Music

Electronic band Kllo draw listeners in to their downbeat soul with intricate melodies and meticulous sound design. By Dave Faulkner.

Kllo’s ‘Backwater’

Chloe Kaul and Simon Lam of Kllo
Credit: Hayley Louise Brown

Some albums hit you over the head while others sneak up on you. Backwater, the debut album released last week by Kllo, does neither. It’s a pensive, introverted record that shuns ostentation and brashness but nevertheless is quietly assertive, making it no sneak attack. What will surprise listeners most is that Kllo are, for all intents and purposes, a dance act, so their disinclination to crash-bang-wallop is unusual. Instead, Kllo’s music vibrates and shimmers, preferring to dance to the beat of a different and much more sombre drum.

The album starts with a sustained synth note that varies in pitch subtly, sounding like an old-fashioned pump organ. A light-on-its-feet rhythm shuffles along, helped by some detuned vocal samples. Next, a deeper synth note joins in, setting the key for the vocals.

Downfall, look beside you

Don’t crawl, do remind you

Downfall will come before

Anything at all

The lyrics ponder the risks of inaction, before deciding that the best course is to push forward regardless of the consequences.

Pieces of my hope

Blisters with no rope

Lifting ’til I float

I’ll cope, I’ll cope

Any optimism expressed in “Downfall” feels more like a glimpse of light at the end of a very long tunnel. When I interviewed cousins Chloe Kaul and Simon Lam, the Melbourne-based duo who comprise Kllo – pronounced “chlo”, short for Chloe – they told me that it was actually the last song to be written, when the album was almost completed. “It was a moment of relief, really,” Kaul said, “after everything we’d been through… Feeling like we’d come over that hump.” The pair had been under a lot of pressure during the writing and recording of Backwater, made worse by the fact their personal lives were in complete disarray – the musical cousins were going through messy break-ups with their respective partners around the same time and their emotions spilled into the songs. Kaul said the song lyrics were “almost like my diary”. It goes without saying that the long-distance life of a touring musician often plays havoc with relationships.

If “Downfall” describes the end of a stressful time for the band, the third song, “Virtue”, takes them right back to the start, when all their troubles began.

Inner demons I can’t seem to push aside

I can’t stop them, that’s why I need you here

I am no good, could you steer me clear

of my delusions?

Can I count on you to be there with me now?

I can’t bear the thought of losing you somehow

Please hold down the fort since I am not around

Can I count on you to be there with me?

You’re my only virtue

Even though the bittersweet lyrics reek of insecurity and melancholy, “Virtue” is musically the most extroverted song on Backwater. The strong melody soars effortlessly above its uninhibited UK garage-inspired beat, making this the nearest thing to a club banger on the album, though “By Your Side” has a deep dance groove as well. Lam cleverly chops up samples of Kaul’s voice and sets the pitch dial to the helium tone heard on ’80s house tracks. Kaul’s treated voice becomes a wordless chant behind her main chorus vocal, raising the energy level and probably raising many hands on dance floors along with it.

As a producer, Lam likes to push the envelope literally and figuratively. The entire album is a collage of manipulated sounds, with voices and instruments twisted and stretched, compressed, filtered and generally distorted until the original source is almost unrecognisable. For example, when I asked Lam about a stringed instrument I thought I could hear, it turned out to be a percussion sample. Lam just sighed. “Yeah, I have a bad habit— no, it’s not a bad habit,” he said, correcting himself, “it’s a hobby, of just screwing things up.” His work is always tasteful and very rarely obtrusive: sounds are heavily effected, without ever seeming affected.

**Data listing**:
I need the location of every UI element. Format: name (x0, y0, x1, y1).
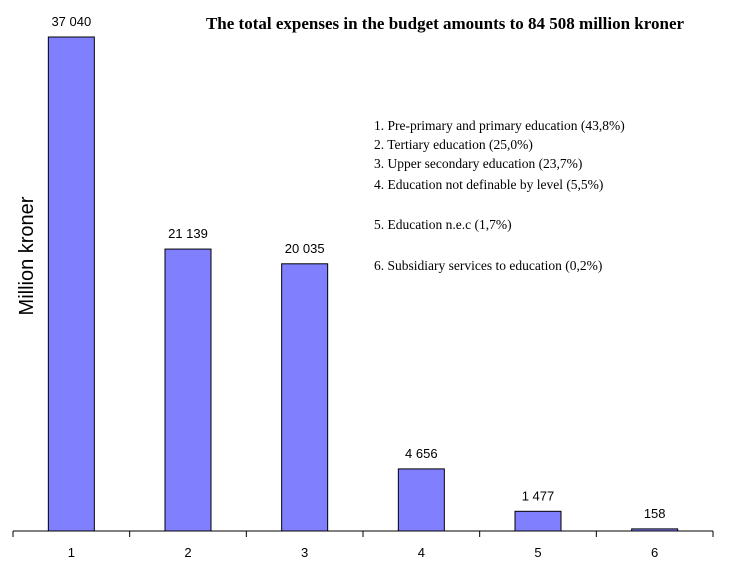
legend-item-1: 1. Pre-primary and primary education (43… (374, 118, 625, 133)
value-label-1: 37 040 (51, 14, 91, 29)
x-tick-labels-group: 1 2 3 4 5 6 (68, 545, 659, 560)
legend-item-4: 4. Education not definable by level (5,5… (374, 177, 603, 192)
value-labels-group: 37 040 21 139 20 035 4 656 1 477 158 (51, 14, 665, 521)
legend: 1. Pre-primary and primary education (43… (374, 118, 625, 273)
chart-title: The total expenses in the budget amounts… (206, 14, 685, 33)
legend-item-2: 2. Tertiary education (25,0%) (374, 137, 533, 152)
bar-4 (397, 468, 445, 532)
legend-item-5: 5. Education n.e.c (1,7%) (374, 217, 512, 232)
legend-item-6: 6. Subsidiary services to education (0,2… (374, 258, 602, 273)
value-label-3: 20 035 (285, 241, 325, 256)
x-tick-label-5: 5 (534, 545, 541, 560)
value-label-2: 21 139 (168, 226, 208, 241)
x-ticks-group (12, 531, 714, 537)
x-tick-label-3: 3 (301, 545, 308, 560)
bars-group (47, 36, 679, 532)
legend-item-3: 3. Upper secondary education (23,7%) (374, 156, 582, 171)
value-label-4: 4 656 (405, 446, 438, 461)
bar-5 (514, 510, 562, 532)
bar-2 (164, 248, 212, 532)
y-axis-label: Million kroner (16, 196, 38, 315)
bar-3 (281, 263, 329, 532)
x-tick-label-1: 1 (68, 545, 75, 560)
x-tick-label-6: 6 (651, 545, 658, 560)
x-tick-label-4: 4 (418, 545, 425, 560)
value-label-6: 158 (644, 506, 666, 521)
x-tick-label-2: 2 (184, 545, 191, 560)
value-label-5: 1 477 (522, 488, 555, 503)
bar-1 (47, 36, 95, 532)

**Tasks for this exercise**:
a – Please copy the lines of the records from the line with "legend-item-1: 1. Pre-primary" to the line with "legend: 1. Pre-primary", including both of those lines.
b – Continue the review of Kllo's album Backwater from its last sentence.
The review and the records were taken from separate, unrelated sources.

**Expected outputs**:
a –
legend-item-1: 1. Pre-primary and primary education (43… (374, 118, 625, 133)
value-label-1: 37 040 (51, 14, 91, 29)
x-tick-labels-group: 1 2 3 4 5 6 (68, 545, 659, 560)
legend-item-4: 4. Education not definable by level (5,5… (374, 177, 603, 192)
value-labels-group: 37 040 21 139 20 035 4 656 1 477 158 (51, 14, 665, 521)
legend: 1. Pre-primary and primary education (43… (374, 118, 625, 273)

b –
One thing Lam doesn’t screw up is the clarity of Kaul’s voice in the mix. She is front and centre in every song, even though she sometimes sings so softly it’s more like a melodic murmur than conventional singing. Her unforced delivery gives the songs a wonderful intimacy, and her lilting melodies and delicate trills come across as gentle musing rather than a display of vocal prowess, something I usually find distracting or even annoying. I never tire of Chloe Kaul’s singing, nor do I ever tire of listening to Simon Lam’s inventive production.

“Predicament” is a change of pace to mid-tempo R&B, a style Kaul particularly enjoys. The spaciousness of the verse contrasts with the wash of backing vocals in the chorus, with sultry percussion percolating underneath another strong melody. Emotionally, the song goes further down the path of emotional discord, with the singer even less certain of her lover’s loyalty. Kaul ranks this song as one of her favourites on the album and it’s one of mine, too.

The tempo lifts again for “Last Yearn” but the atmosphere remains subdued. That is, until the last two minutes when it builds to an unexpected climax. These dynamic shifts occur naturally during the arranging process, Kaul told me. “We’re, like, ‘Okay, it doesn’t feel finished. It needs to go somewhere’,” she said. “And then, yeah, we just usually go off on improv tangents…[ We] really want to create a story, in that sense.” The sonic story their music tells is usually a novel one, based as it is around unorthodox song structures and an abundance of melodic invention.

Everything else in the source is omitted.